§ Task goal: Write out the records again, exactly, leaving none out.

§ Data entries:
++++
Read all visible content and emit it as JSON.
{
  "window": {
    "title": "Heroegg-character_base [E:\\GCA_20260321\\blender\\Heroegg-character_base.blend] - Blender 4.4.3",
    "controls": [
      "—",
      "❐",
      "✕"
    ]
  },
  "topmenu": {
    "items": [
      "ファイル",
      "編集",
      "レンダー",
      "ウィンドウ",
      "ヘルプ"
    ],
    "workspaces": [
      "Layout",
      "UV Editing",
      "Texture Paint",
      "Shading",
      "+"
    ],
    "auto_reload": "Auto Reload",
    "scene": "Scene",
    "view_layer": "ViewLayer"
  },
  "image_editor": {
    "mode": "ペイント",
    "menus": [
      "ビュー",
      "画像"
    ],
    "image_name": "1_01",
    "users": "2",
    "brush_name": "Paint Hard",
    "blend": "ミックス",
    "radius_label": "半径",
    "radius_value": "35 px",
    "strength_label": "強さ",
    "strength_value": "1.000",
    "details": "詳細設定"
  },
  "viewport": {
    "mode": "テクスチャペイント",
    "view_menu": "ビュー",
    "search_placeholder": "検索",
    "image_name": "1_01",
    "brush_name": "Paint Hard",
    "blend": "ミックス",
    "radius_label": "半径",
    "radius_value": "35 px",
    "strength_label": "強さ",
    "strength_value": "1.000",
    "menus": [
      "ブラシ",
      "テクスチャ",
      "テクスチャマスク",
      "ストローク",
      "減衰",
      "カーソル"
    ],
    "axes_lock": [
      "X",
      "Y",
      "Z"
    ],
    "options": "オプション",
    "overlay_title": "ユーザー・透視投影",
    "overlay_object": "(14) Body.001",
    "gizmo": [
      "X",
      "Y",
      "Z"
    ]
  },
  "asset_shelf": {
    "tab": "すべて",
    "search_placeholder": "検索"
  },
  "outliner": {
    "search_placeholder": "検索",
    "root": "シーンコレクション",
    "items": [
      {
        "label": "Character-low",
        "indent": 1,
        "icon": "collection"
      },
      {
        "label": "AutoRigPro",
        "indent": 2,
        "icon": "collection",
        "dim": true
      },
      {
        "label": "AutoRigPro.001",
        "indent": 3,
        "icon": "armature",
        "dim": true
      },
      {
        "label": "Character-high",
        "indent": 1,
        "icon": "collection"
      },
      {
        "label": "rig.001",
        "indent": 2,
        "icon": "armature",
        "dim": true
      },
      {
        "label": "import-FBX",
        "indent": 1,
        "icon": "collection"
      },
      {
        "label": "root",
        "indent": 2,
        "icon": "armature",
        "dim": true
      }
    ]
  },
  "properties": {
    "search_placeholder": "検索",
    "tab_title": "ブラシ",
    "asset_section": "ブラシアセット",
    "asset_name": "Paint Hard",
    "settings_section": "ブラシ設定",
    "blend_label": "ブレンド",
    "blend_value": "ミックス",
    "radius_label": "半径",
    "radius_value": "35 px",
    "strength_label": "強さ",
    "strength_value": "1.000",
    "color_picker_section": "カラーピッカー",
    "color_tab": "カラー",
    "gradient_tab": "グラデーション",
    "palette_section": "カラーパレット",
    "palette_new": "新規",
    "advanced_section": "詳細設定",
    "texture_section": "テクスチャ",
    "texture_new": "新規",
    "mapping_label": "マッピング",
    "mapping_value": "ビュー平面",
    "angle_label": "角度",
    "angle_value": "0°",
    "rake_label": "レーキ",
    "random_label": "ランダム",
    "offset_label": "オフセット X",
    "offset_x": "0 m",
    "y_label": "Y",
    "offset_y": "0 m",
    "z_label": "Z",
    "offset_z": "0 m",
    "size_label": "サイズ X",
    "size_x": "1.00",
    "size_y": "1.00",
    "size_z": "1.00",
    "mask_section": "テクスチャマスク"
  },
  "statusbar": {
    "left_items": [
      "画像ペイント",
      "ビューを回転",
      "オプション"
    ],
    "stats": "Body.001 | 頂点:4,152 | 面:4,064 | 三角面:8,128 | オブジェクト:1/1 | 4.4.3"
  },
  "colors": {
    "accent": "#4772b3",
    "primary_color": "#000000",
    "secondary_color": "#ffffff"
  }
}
++++
§ Reply:
Read all visible content and emit it as JSON.
{
  "window": {
    "title": "Heroegg-character_base [E:\\GCA_20260321\\blender\\Heroegg-character_base.blend] - Blender 4.4.3",
    "controls": [
      "—",
      "❐",
      "✕"
    ]
  },
  "topmenu": {
    "items": [
      "ファイル",
      "編集",
      "レンダー",
      "ウィンドウ",
      "ヘルプ"
    ],
    "workspaces": [
      "Layout",
      "UV Editing",
      "Texture Paint",
      "Shading",
      "+"
    ],
    "auto_reload": "Auto Reload",
    "scene": "Scene",
    "view_layer": "ViewLayer"
  },
  "image_editor": {
    "mode": "ペイント",
    "menus": [
      "ビュー",
      "画像"
    ],
    "image_name": "1_01",
    "users": "2",
    "brush_name": "Paint Hard",
    "blend": "ミックス",
    "radius_label": "半径",
    "radius_value": "35 px",
    "strength_label": "強さ",
    "strength_value": "1.000",
    "details": "詳細設定"
  },
  "viewport": {
    "mode": "テクスチャペイント",
    "view_menu": "ビュー",
    "search_placeholder": "検索",
    "image_name": "1_01",
    "brush_name": "Paint Hard",
    "blend": "ミックス",
    "radius_label": "半径",
    "radius_value": "35 px",
    "strength_label": "強さ",
    "strength_value": "1.000",
    "menus": [
      "ブラシ",
      "テクスチャ",
      "テクスチャマスク",
      "ストローク",
      "減衰",
      "カーソル"
    ],
    "axes_lock": [
      "X",
      "Y",
      "Z"
    ],
    "options": "オプション",
    "overlay_title": "ユーザー・透視投影",
    "overlay_object": "(14) Body.001",
    "gizmo": [
      "X",
      "Y",
      "Z"
    ]
  },
  "asset_shelf": {
    "tab": "すべて",
    "search_placeholder": "検索"
  },
  "outliner": {
    "search_placeholder": "検索",
    "root": "シーンコレクション",
    "items": [
      {
        "label": "Character-low",
        "indent": 1,
        "icon": "collection"
      },
      {
        "label": "AutoRigPro",
        "indent": 2,
        "icon": "collection",
        "dim": true
      },
      {
        "label": "AutoRigPro.001",
        "indent": 3,
        "icon": "armature",
        "dim": true
      },
      {
        "label": "Character-high",
        "indent": 1,
        "icon": "collection"
      },
      {
        "label": "rig.001",
        "indent": 2,
        "icon": "armature",
        "dim": true
      },
      {
        "label": "import-FBX",
        "indent": 1,
        "icon": "collection"
      },
      {
        "label": "root",
        "indent": 2,
        "icon": "armature",
        "dim": true
      }
    ]
  },
  "properties": {
    "search_placeholder": "検索",
    "tab_title": "ブラシ",
    "asset_section": "ブラシアセット",
    "asset_name": "Paint Hard",
    "settings_section": "ブラシ設定",
    "blend_label": "ブレンド",
    "blend_value": "ミックス",
    "radius_label": "半径",
    "radius_value": "35 px",
    "strength_label": "強さ",
    "strength_value": "1.000",
    "color_picker_section": "カラーピッカー",
    "color_tab": "カラー",
    "gradient_tab": "グラデーション",
    "palette_section": "カラーパレット",
    "palette_new": "新規",
    "advanced_section": "詳細設定",
    "texture_section": "テクスチャ",
    "texture_new": "新規",
    "mapping_label": "マッピング",
    "mapping_value": "ビュー平面",
    "angle_label": "角度",
    "angle_value": "0°",
    "rake_label": "レーキ",
    "random_label": "ランダム",
    "offset_label": "オフセット X",
    "offset_x": "0 m",
    "y_label": "Y",
    "offset_y": "0 m",
    "z_label": "Z",
    "offset_z": "0 m",
    "size_label": "サイズ X",
    "size_x": "1.00",
    "size_y": "1.00",
    "size_z": "1.00",
    "mask_section": "テクスチャマスク"
  },
  "statusbar": {
    "left_items": [
      "画像ペイント",
      "ビューを回転",
      "オプション"
    ],
    "stats": "Body.001 | 頂点:4,152 | 面:4,064 | 三角面:8,128 | オブジェクト:1/1 | 4.4.3"
  },
  "colors": {
    "accent": "#4772b3",
    "primary_color": "#000000",
    "secondary_color": "#ffffff"
  }
}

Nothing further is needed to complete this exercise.